* **WHAT IS BEING ASKED**: In the rows below, copy out word for word the part that opens with the line containing "project-tab-bar: ▬ Projec" and closes with the line containing "add-event-icon[interactable]: ▮+ <box>143", keeping both of those lines.

* **DATASET RECORDS**:

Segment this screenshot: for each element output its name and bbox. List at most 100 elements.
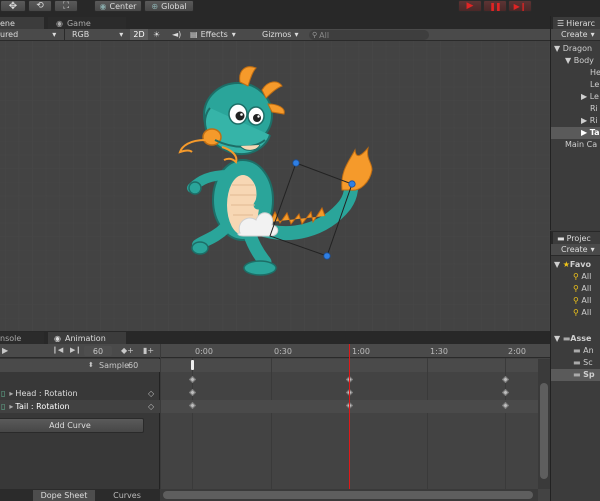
project-tab-bar: ▬ Projec <box>551 231 600 244</box>
expand-arrow-icon: ▼ <box>554 44 561 53</box>
bone-handle-bottom[interactable] <box>323 252 331 260</box>
add-curve-button[interactable]: Add Curve <box>0 418 144 433</box>
property-row-tail[interactable]: ▯ ▸ Tail : Rotation ◇ <box>0 400 160 413</box>
favorite-item[interactable]: ⚲ All <box>551 295 600 307</box>
property-label: Head : Rotation <box>15 389 78 398</box>
scale-tool-button[interactable]: ⛶ <box>54 0 78 12</box>
add-event-icon[interactable]: ▮+ <box>143 346 154 355</box>
scene-viewport[interactable] <box>0 41 550 331</box>
tree-item[interactable]: Le <box>551 79 600 91</box>
favorite-item[interactable]: ⚲ All <box>551 271 600 283</box>
favorites-label: Favo <box>569 260 591 269</box>
pivot-toggle-button[interactable]: ◉ Center <box>94 0 142 12</box>
favorites-header[interactable]: ▼ ★Favo <box>551 259 600 271</box>
tab-game[interactable]: ◉ Game <box>48 17 126 29</box>
search-icon: ⚲ <box>573 308 579 317</box>
effects-label: Effects <box>200 30 228 39</box>
bone-handle-right[interactable] <box>348 180 356 188</box>
keyframe[interactable] <box>188 388 197 397</box>
property-row-head[interactable]: ▯ ▸ Head : Rotation ◇ <box>0 387 160 400</box>
pivot-label: Center <box>109 1 137 11</box>
tab-console-label: nsole <box>0 333 22 343</box>
keyframe[interactable] <box>188 375 197 384</box>
dopesheet-timeline[interactable]: 0:00 0:30 1:00 1:30 2:00 <box>161 344 550 501</box>
tab-animation[interactable]: ◉ Animation <box>48 332 126 344</box>
tab-console[interactable]: nsole <box>0 332 44 344</box>
play-icon[interactable]: ▶ <box>2 346 8 355</box>
tab-dope-sheet[interactable]: Dope Sheet <box>33 490 95 501</box>
sample-field[interactable]: 60 <box>128 361 150 370</box>
mode-2d-label: 2D <box>133 30 145 39</box>
horizontal-scrollbar[interactable] <box>161 489 538 501</box>
keyframe[interactable] <box>501 375 510 384</box>
asset-folder[interactable]: ▬ An <box>551 345 600 357</box>
hierarchy-create-dropdown[interactable]: Create ▾ <box>561 29 595 40</box>
next-keyframe-icon[interactable]: ▶❙ <box>70 346 81 354</box>
frame-value: 60 <box>92 346 104 356</box>
playhead[interactable] <box>349 344 350 501</box>
move-icon: ✥ <box>8 0 18 12</box>
scrollbar-thumb[interactable] <box>540 383 548 479</box>
hierarchy-tab-bar: ☰ Hierarc <box>551 16 600 29</box>
tree-item[interactable]: ▼ Body <box>551 55 600 67</box>
tree-item-label: Dragon <box>562 44 593 53</box>
move-tool-button[interactable]: ✥ <box>0 0 26 12</box>
tab-curves[interactable]: Curves <box>97 490 157 501</box>
project-create-dropdown[interactable]: Create ▾ <box>561 244 595 255</box>
audio-toggle[interactable]: ◄) <box>172 29 181 40</box>
vertical-scrollbar[interactable] <box>538 359 550 489</box>
mode-2d-toggle[interactable]: 2D <box>130 29 148 40</box>
bone-handle-top[interactable] <box>292 159 300 167</box>
expand-arrow-icon: ▶ <box>581 128 588 137</box>
property-toggle[interactable]: ▸ <box>9 389 13 398</box>
tree-item[interactable]: ▶ Le <box>551 91 600 103</box>
tree-item-label: Main Ca <box>565 140 598 149</box>
view-tab-bar: Dope Sheet Curves <box>0 489 160 501</box>
tree-item[interactable]: Main Ca <box>551 139 600 151</box>
shading-dropdown[interactable]: ured ▾ <box>0 29 60 40</box>
gizmos-dropdown[interactable]: Gizmos ▾ <box>262 29 299 40</box>
tree-item[interactable]: Ri <box>551 103 600 115</box>
pause-button[interactable]: ❚❚ <box>483 0 507 12</box>
event-marker[interactable] <box>191 360 194 370</box>
scrollbar-thumb[interactable] <box>163 491 533 499</box>
folder-icon: ▬ <box>557 233 565 243</box>
tree-item[interactable]: He <box>551 67 600 79</box>
tree-item[interactable]: ▼ Dragon <box>551 43 600 55</box>
assets-header[interactable]: ▼ ▬Asse <box>551 333 600 345</box>
play-button[interactable]: ▶ <box>458 0 482 12</box>
prev-keyframe-icon[interactable]: ❙◀ <box>52 346 63 354</box>
animation-controls: ▶ ❙◀ ▶❙ 60 ◆+ ▮+ <box>0 344 160 358</box>
asset-folder[interactable]: ▬ Sc <box>551 357 600 369</box>
ruler-label: 1:00 <box>352 347 370 356</box>
effects-dropdown[interactable]: ▤ Effects ▾ <box>190 29 236 40</box>
frame-field[interactable]: 60 <box>84 346 112 356</box>
property-toggle[interactable]: ▸ <box>9 402 13 411</box>
tab-scene[interactable]: ene <box>0 17 44 29</box>
tree-item[interactable]: ▶ Ri <box>551 115 600 127</box>
assets-label: Asse <box>570 334 592 343</box>
lighting-toggle[interactable]: ☀ <box>153 29 160 40</box>
asset-folder-selected[interactable]: ▬ Sp <box>551 369 600 381</box>
animation-icon: ◉ <box>54 333 61 343</box>
tree-item-selected[interactable]: ▶ Ta <box>551 127 600 139</box>
step-button[interactable]: ▶❙ <box>508 0 532 12</box>
tab-project[interactable]: ▬ Projec <box>553 232 600 244</box>
scene-control-bar: ured ▾ RGB ▾ 2D ☀ ◄) ▤ Effects ▾ Gizmos … <box>0 29 550 41</box>
scene-search-field[interactable]: ⚲ All <box>309 30 429 40</box>
sun-icon: ☀ <box>153 30 161 39</box>
search-icon: ⚲ <box>312 31 318 39</box>
expand-arrow-icon: ▼ <box>554 334 561 343</box>
favorite-item[interactable]: ⚲ All <box>551 307 600 319</box>
search-icon: ⚲ <box>573 296 579 305</box>
add-keyframe-icon[interactable]: ◆+ <box>121 346 134 355</box>
keyframe[interactable] <box>501 388 510 397</box>
bone-icon: ▯ <box>1 402 6 411</box>
time-ruler[interactable]: 0:00 0:30 1:00 1:30 2:00 <box>161 344 550 358</box>
bone-selection-gizmo[interactable] <box>0 41 550 331</box>
render-mode-dropdown[interactable]: RGB ▾ <box>72 29 128 40</box>
favorite-item[interactable]: ⚲ All <box>551 283 600 295</box>
space-toggle-button[interactable]: ⊕ Global <box>144 0 194 12</box>
tab-hierarchy[interactable]: ☰ Hierarc <box>553 17 600 29</box>
rotate-tool-button[interactable]: ⟲ <box>28 0 52 12</box>
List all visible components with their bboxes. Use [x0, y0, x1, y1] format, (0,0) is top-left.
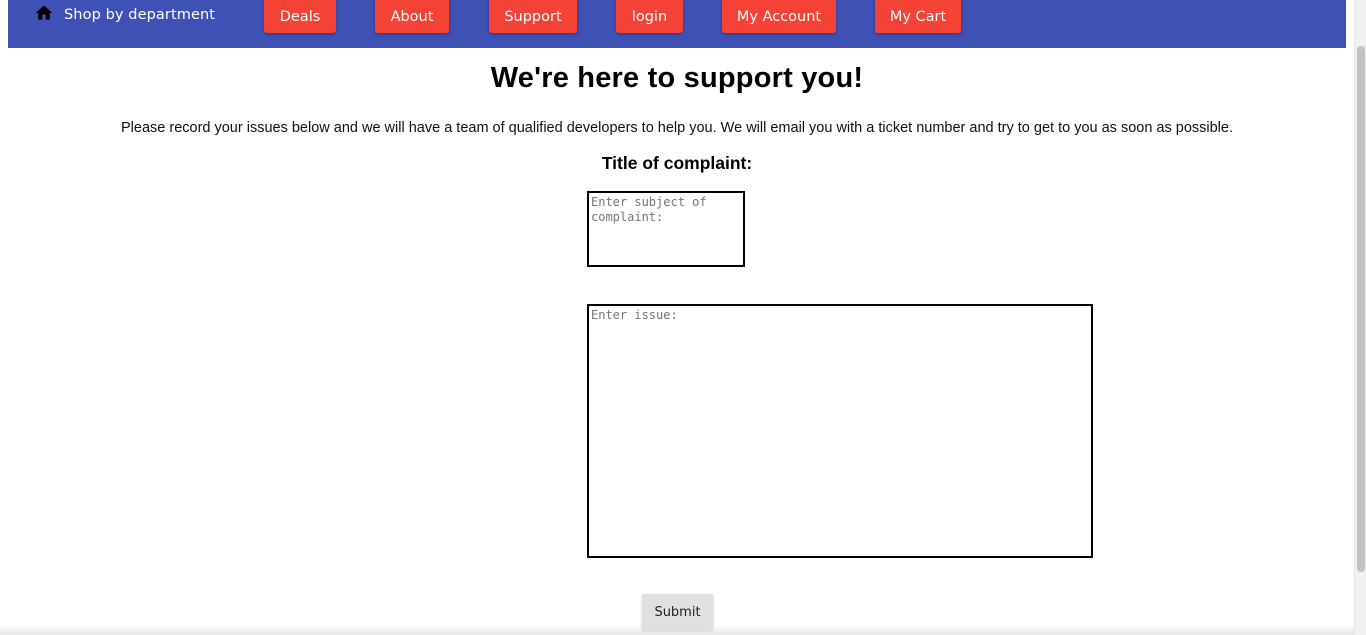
page-heading: We're here to support you! — [490, 62, 864, 94]
login-button[interactable]: login — [616, 0, 683, 33]
shop-by-department-link[interactable]: Shop by department — [64, 7, 215, 23]
bottom-shadow — [0, 625, 1354, 635]
home-icon[interactable] — [34, 3, 54, 23]
intro-text: Please record your issues below and we w… — [121, 120, 1233, 136]
vertical-scrollbar[interactable] — [1354, 0, 1366, 635]
support-page: Shop by department Deals About Support l… — [0, 0, 1354, 635]
top-navbar: Shop by department Deals About Support l… — [8, 0, 1346, 48]
scrollbar-thumb[interactable] — [1357, 46, 1365, 572]
about-button[interactable]: About — [375, 0, 449, 33]
support-button[interactable]: Support — [489, 0, 577, 33]
my-account-button[interactable]: My Account — [722, 0, 836, 33]
my-cart-button[interactable]: My Cart — [875, 0, 961, 33]
issue-input[interactable] — [587, 304, 1093, 558]
complaint-title-label: Title of complaint: — [601, 153, 753, 173]
complaint-subject-input[interactable] — [587, 191, 745, 267]
browser-viewport: Shop by department Deals About Support l… — [0, 0, 1366, 635]
deals-button[interactable]: Deals — [264, 0, 336, 33]
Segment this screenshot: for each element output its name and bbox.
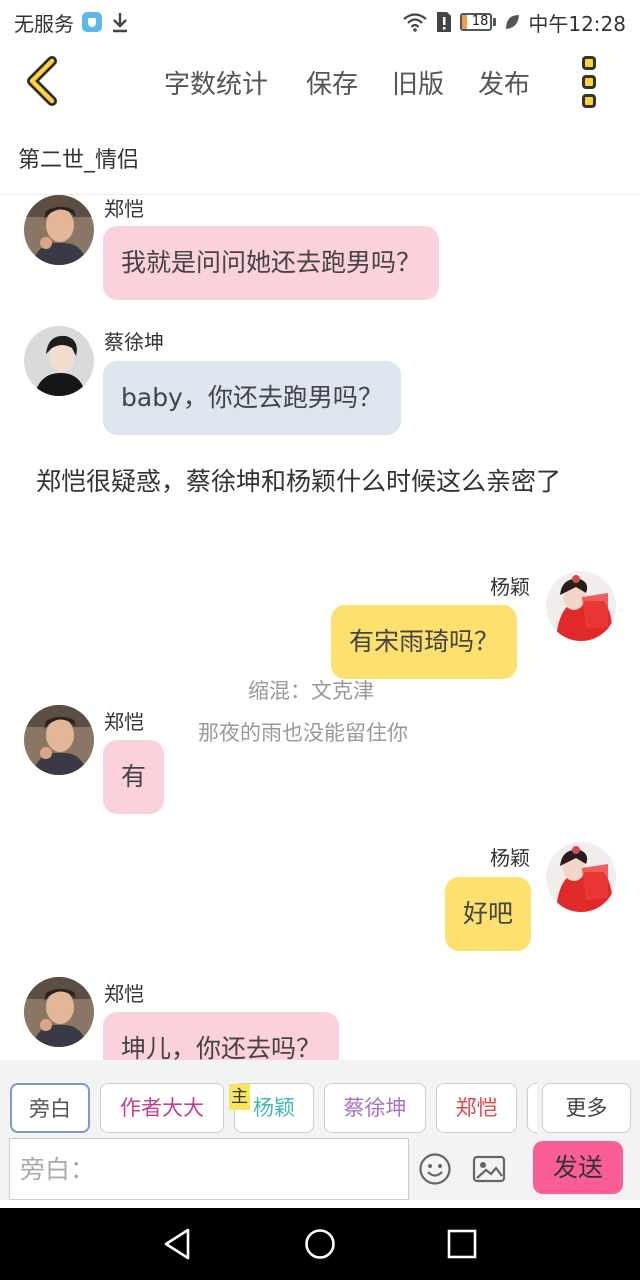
nav-home-icon[interactable] [302,1226,338,1262]
watermark-line-2: 那夜的雨也没能留住你 [198,721,408,745]
narration-text[interactable]: 郑恺很疑惑，蔡徐坤和杨颖什么时候这么亲密了 [36,465,616,499]
message-sender: 郑恺 [104,710,144,734]
message-bubble[interactable]: 好吧 [445,877,532,951]
status-bar: 无服务 18 中午12:28 [0,0,640,44]
old-version-button[interactable]: 旧版 [392,64,444,101]
message-sender: 杨颖 [490,846,530,870]
image-icon[interactable] [472,1152,506,1186]
role-zhengkai[interactable]: 郑恺 [436,1083,517,1133]
message-bubble[interactable]: baby，你还去跑男吗？ [103,361,401,435]
avatar-yangying[interactable] [546,571,616,641]
main-role-tag: 主 [229,1084,250,1110]
message-sender: 杨颖 [490,575,530,599]
avatar-caixukun[interactable] [24,326,94,396]
role-overflow[interactable] [527,1083,537,1133]
save-button[interactable]: 保存 [306,64,358,101]
avatar-yangying[interactable] [546,842,616,912]
avatar-zhengkai[interactable] [24,195,94,265]
chat-list[interactable]: 郑恺 我就是问问她还去跑男吗？ 蔡徐坤 baby，你还去跑男吗？ 郑恺很疑惑，蔡… [0,195,640,1060]
message-bubble[interactable]: 我就是问问她还去跑男吗？ [103,226,440,300]
avatar-zhengkai[interactable] [24,705,94,775]
battery-level: 18 [471,14,489,29]
status-right: 18 中午12:28 [402,8,626,37]
role-narrator[interactable]: 旁白 [10,1083,90,1133]
send-button[interactable]: 发送 [533,1141,623,1194]
message-input-box[interactable] [9,1138,409,1200]
nav-back-icon[interactable] [160,1226,196,1262]
system-nav-bar [0,1208,640,1280]
publish-button[interactable]: 发布 [478,64,530,101]
status-left: 无服务 [14,8,130,37]
message-bubble[interactable]: 坤儿，你还去吗？ [103,1012,340,1060]
back-button[interactable] [22,56,66,106]
leaf-icon [506,15,520,29]
chapter-title: 第二世_情侣 [18,148,140,173]
message-sender: 郑恺 [104,982,144,1006]
sim-alert-icon [437,12,452,32]
message-bubble[interactable]: 有 [103,740,165,814]
more-vertical-icon[interactable] [576,54,602,110]
role-author[interactable]: 作者大大 [100,1083,224,1133]
download-icon [113,13,127,33]
watermark-line-1: 缩混：文克津 [248,679,374,703]
clock: 中午12:28 [528,11,626,36]
avatar-zhengkai[interactable] [24,977,94,1047]
message-sender: 郑恺 [104,197,144,221]
message-sender: 蔡徐坤 [104,330,164,354]
shield-icon [82,12,102,32]
word-count-button[interactable]: 字数统计 [164,64,268,101]
message-input[interactable] [10,1139,408,1199]
carrier-text: 无服务 [14,11,74,36]
wifi-icon [403,13,428,32]
editor-toolbar: 字数统计 保存 旧版 发布 [0,44,640,120]
smiley-icon[interactable] [418,1152,452,1186]
composer-panel: 旁白 作者大大 杨颖 主 蔡徐坤 郑恺 更多 发送 [0,1060,640,1200]
more-roles-button[interactable]: 更多 [542,1083,631,1133]
nav-recents-icon[interactable] [444,1226,480,1262]
role-caixukun[interactable]: 蔡徐坤 [324,1083,426,1133]
battery-icon: 18 [460,13,497,31]
chevron-left-icon [27,56,57,106]
message-bubble[interactable]: 有宋雨琦吗？ [331,605,518,679]
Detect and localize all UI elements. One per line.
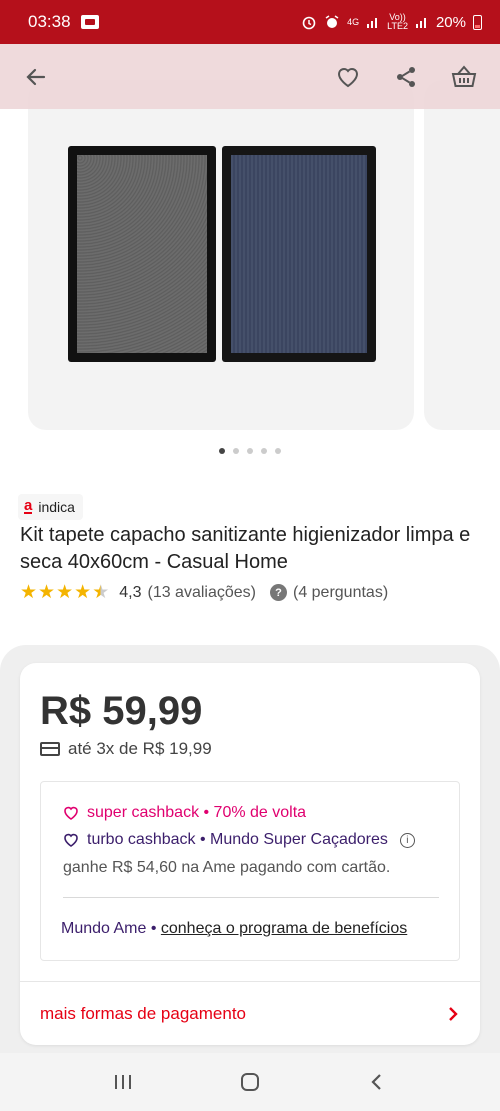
super-cashback-text: super cashback • 70% de volta bbox=[87, 804, 307, 821]
status-indicators: 4G Vo)) LTE2 20% bbox=[301, 13, 482, 31]
share-icon bbox=[397, 66, 415, 87]
half-star-icon: ★ bbox=[92, 582, 110, 603]
divider bbox=[63, 897, 439, 898]
top-action-bar bbox=[0, 44, 500, 109]
turbo-cashback-text: turbo cashback • Mundo Super Caçadores bbox=[87, 831, 388, 848]
star-icon: ★ bbox=[56, 582, 74, 603]
indica-badge: a indica bbox=[18, 494, 83, 520]
turbo-heart-icon bbox=[64, 833, 78, 847]
back-button[interactable] bbox=[18, 59, 54, 95]
back-arrow-icon bbox=[26, 68, 46, 85]
share-button[interactable] bbox=[388, 59, 424, 95]
signal-2-icon bbox=[415, 18, 426, 28]
credit-card-icon bbox=[40, 742, 60, 756]
basket-button[interactable] bbox=[446, 59, 482, 95]
status-bar: 03:38 4G Vo)) LTE2 20% bbox=[0, 0, 500, 44]
mundo-ame-row: Mundo Ame • conheça o programa de benefí… bbox=[61, 920, 407, 938]
product-image-mat-blue bbox=[222, 146, 376, 362]
turbo-cashback-row: turbo cashback • Mundo Super Caçadores i bbox=[63, 831, 415, 849]
system-back-icon bbox=[371, 1074, 381, 1090]
star-icon: ★ bbox=[74, 582, 92, 603]
ame-logo-icon: a bbox=[24, 497, 33, 514]
home-button[interactable] bbox=[230, 1062, 270, 1102]
reviews-link[interactable]: (13 avaliações) bbox=[147, 584, 256, 602]
questions-link[interactable]: (4 perguntas) bbox=[293, 584, 388, 602]
battery-icon bbox=[473, 14, 482, 30]
star-icon: ★ bbox=[20, 582, 38, 603]
product-image-mat-gray bbox=[68, 146, 216, 362]
recent-apps-icon bbox=[115, 1075, 132, 1089]
rating-row: ★ ★ ★ ★ ★ 4,3 (13 avaliações) ? (4 pergu… bbox=[20, 583, 388, 602]
product-price: R$ 59,99 bbox=[40, 689, 203, 733]
home-icon bbox=[240, 1073, 259, 1091]
system-nav-bar bbox=[0, 1053, 500, 1111]
gallery-pagination bbox=[0, 448, 500, 454]
more-payment-label: mais formas de pagamento bbox=[40, 1003, 246, 1023]
volte-label: Vo)) LTE2 bbox=[387, 12, 408, 31]
alarm-icon bbox=[325, 15, 339, 28]
status-time: 03:38 bbox=[28, 12, 71, 31]
installments: até 3x de R$ 19,99 bbox=[40, 739, 212, 759]
alarm-clock-icon bbox=[302, 16, 316, 30]
mundo-ame-link[interactable]: conheça o programa de benefícios bbox=[161, 920, 407, 937]
next-image-card[interactable] bbox=[424, 80, 500, 430]
mundo-ame-prefix: Mundo Ame • bbox=[61, 920, 161, 937]
price-card: R$ 59,99 até 3x de R$ 19,99 super cashba… bbox=[20, 663, 480, 1045]
question-icon: ? bbox=[269, 584, 287, 601]
pagination-dot[interactable] bbox=[275, 448, 281, 454]
more-payment-options[interactable]: mais formas de pagamento bbox=[20, 981, 480, 1045]
notification-app-icon bbox=[80, 15, 99, 29]
info-icon[interactable]: i bbox=[399, 832, 415, 848]
system-back-button[interactable] bbox=[357, 1062, 397, 1102]
top-actions bbox=[330, 59, 482, 95]
pagination-dot[interactable] bbox=[233, 448, 239, 454]
favorite-button[interactable] bbox=[330, 59, 366, 95]
signal-icon bbox=[367, 18, 378, 28]
indica-label: indica bbox=[38, 499, 75, 515]
cashback-heart-icon bbox=[64, 806, 78, 820]
network-type-label: 4G bbox=[347, 16, 360, 27]
pagination-dot-active[interactable] bbox=[219, 448, 225, 454]
product-title: Kit tapete capacho sanitizante higieniza… bbox=[20, 524, 471, 573]
rating-value: 4,3 bbox=[119, 583, 142, 601]
super-cashback-row: super cashback • 70% de volta bbox=[63, 804, 306, 822]
installments-text: até 3x de R$ 19,99 bbox=[68, 739, 212, 758]
ame-earn-text: ganhe R$ 54,60 na Ame pagando com cartão… bbox=[63, 859, 391, 876]
rating-stars: ★ ★ ★ ★ ★ bbox=[20, 583, 109, 602]
star-icon: ★ bbox=[38, 582, 56, 603]
heart-icon bbox=[337, 67, 359, 87]
pagination-dot[interactable] bbox=[261, 448, 267, 454]
basket-icon bbox=[451, 64, 477, 87]
chevron-right-icon bbox=[449, 1006, 458, 1021]
recent-apps-button[interactable] bbox=[103, 1062, 143, 1102]
battery-percent: 20% bbox=[435, 13, 466, 31]
cashback-box: super cashback • 70% de volta turbo cash… bbox=[40, 781, 460, 961]
product-image-card[interactable] bbox=[28, 80, 414, 430]
pagination-dot[interactable] bbox=[247, 448, 253, 454]
ame-earn-row: ganhe R$ 54,60 na Ame pagando com cartão… bbox=[63, 859, 390, 877]
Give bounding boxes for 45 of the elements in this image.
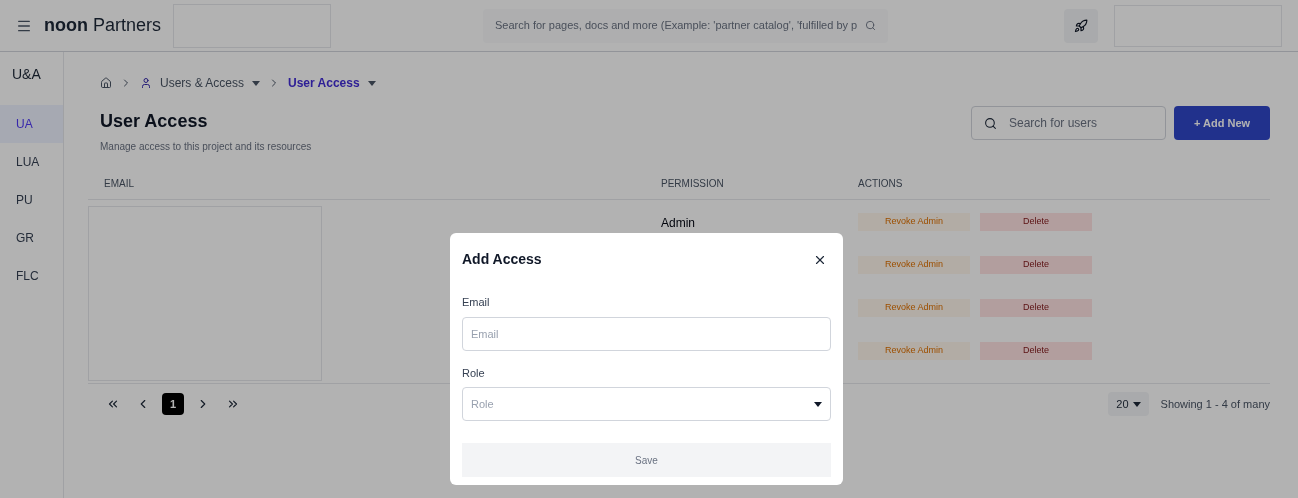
double-chevron-left-icon [106, 397, 120, 411]
column-header: ACTIONS [858, 177, 903, 191]
global-search-field[interactable]: Search for pages, docs and more (Example: 'partner catalog', 'fulfilled by p [483, 8, 889, 43]
pagination-summary: Showing 1 - 4 of many [1160, 396, 1270, 412]
dialog-title: Add Access [462, 250, 542, 269]
field-label: Email [462, 295, 491, 310]
delete-button[interactable]: Delete [980, 298, 1092, 317]
user-icon [140, 77, 152, 89]
revoke-admin-button[interactable]: Revoke Admin [858, 255, 970, 274]
search-icon [984, 116, 997, 130]
caret-icon [814, 401, 822, 407]
delete-button[interactable]: Delete [980, 255, 1092, 274]
breadcrumb-link[interactable]: Users & Access [160, 74, 245, 92]
sidebar-item[interactable]: LUA [0, 143, 63, 181]
breadcrumb-link[interactable]: User Access [288, 74, 360, 92]
user-search-field[interactable]: Search for users [971, 106, 1166, 140]
revoke-admin-button[interactable]: Revoke Admin [858, 341, 970, 360]
column-header: EMAIL [103, 177, 135, 191]
revoke-admin-button[interactable]: Revoke Admin [858, 212, 970, 231]
email-input[interactable]: Email [462, 316, 831, 351]
page-subtitle: Manage access to this project and its resources [100, 140, 312, 154]
rocket-icon [1074, 18, 1088, 33]
caret-icon [367, 80, 376, 86]
sidebar-title: U&A [11, 65, 42, 84]
sidebar-item[interactable]: GR [0, 219, 63, 257]
page-button[interactable]: 1 [162, 393, 184, 415]
page-title: User Access [100, 110, 209, 133]
sidebar-item[interactable]: PU [0, 181, 63, 219]
column-header: PERMISSION [661, 177, 725, 191]
rocket-button[interactable] [1064, 8, 1098, 43]
caret-icon [1132, 401, 1141, 407]
caret-icon [252, 80, 261, 86]
search-icon [865, 20, 877, 31]
table-cell: Admin [661, 215, 695, 230]
home-icon[interactable] [100, 77, 112, 89]
field-label: Role [462, 365, 486, 381]
delete-button[interactable]: Delete [980, 341, 1092, 360]
page-size-select[interactable]: 20 [1108, 392, 1149, 416]
sidebar-item[interactable]: UA [0, 105, 63, 143]
sidebar-item[interactable]: FLC [0, 257, 63, 295]
brand-logo[interactable]: noon Partners [44, 12, 162, 39]
add-new-button[interactable]: + Add New [1174, 106, 1270, 140]
revoke-admin-button[interactable]: Revoke Admin [858, 298, 970, 317]
double-chevron-right-icon [226, 397, 240, 411]
delete-button[interactable]: Delete [980, 212, 1092, 231]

* **RIGHT ANSWER**:
project-tab-bar: ▬ Projec <box>551 231 600 244</box>
expand-arrow-icon: ▼ <box>554 44 561 53</box>
bone-handle-bottom[interactable] <box>323 252 331 260</box>
add-curve-button[interactable]: Add Curve <box>0 418 144 433</box>
property-row-tail[interactable]: ▯ ▸ Tail : Rotation ◇ <box>0 400 160 413</box>
favorite-item[interactable]: ⚲ All <box>551 295 600 307</box>
property-label: Head : Rotation <box>15 389 78 398</box>
scale-tool-button[interactable]: ⛶ <box>54 0 78 12</box>
add-event-icon[interactable]: ▮+ <box>143 346 154 355</box>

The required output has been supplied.